**REQUIREMENTS:** Check every line of the entries below for the word "desc", and copy the ones that have it.

[Data extracted from a collection]
──────────────────────────────

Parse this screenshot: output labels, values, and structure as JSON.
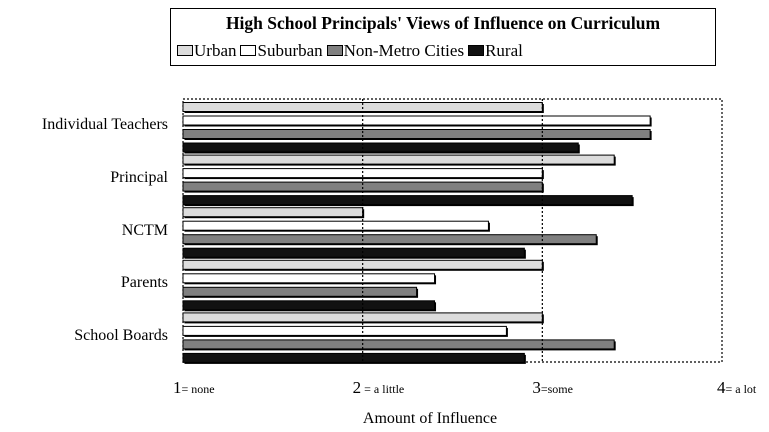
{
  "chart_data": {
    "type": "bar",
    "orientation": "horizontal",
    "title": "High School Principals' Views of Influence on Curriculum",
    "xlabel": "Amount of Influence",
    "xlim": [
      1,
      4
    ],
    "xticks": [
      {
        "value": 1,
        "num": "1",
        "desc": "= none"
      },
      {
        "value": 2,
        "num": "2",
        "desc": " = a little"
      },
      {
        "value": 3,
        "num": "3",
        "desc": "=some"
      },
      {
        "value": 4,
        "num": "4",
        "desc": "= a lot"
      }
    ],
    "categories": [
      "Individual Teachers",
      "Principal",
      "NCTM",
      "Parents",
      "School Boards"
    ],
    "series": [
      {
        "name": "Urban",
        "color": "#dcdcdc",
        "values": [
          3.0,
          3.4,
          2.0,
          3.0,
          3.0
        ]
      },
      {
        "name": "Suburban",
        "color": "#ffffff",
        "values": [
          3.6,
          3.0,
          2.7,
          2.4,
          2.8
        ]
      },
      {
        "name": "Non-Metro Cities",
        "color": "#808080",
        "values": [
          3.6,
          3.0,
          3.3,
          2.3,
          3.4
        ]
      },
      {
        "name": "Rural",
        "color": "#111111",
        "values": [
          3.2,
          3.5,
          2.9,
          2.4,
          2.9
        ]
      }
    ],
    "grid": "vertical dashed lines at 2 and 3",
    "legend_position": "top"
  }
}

──────────────────────────────

**EXPECTED ANSWER:**
        "desc": "= none"
        "desc": " = a little"
        "desc": "=some"
        "desc": "= a lot"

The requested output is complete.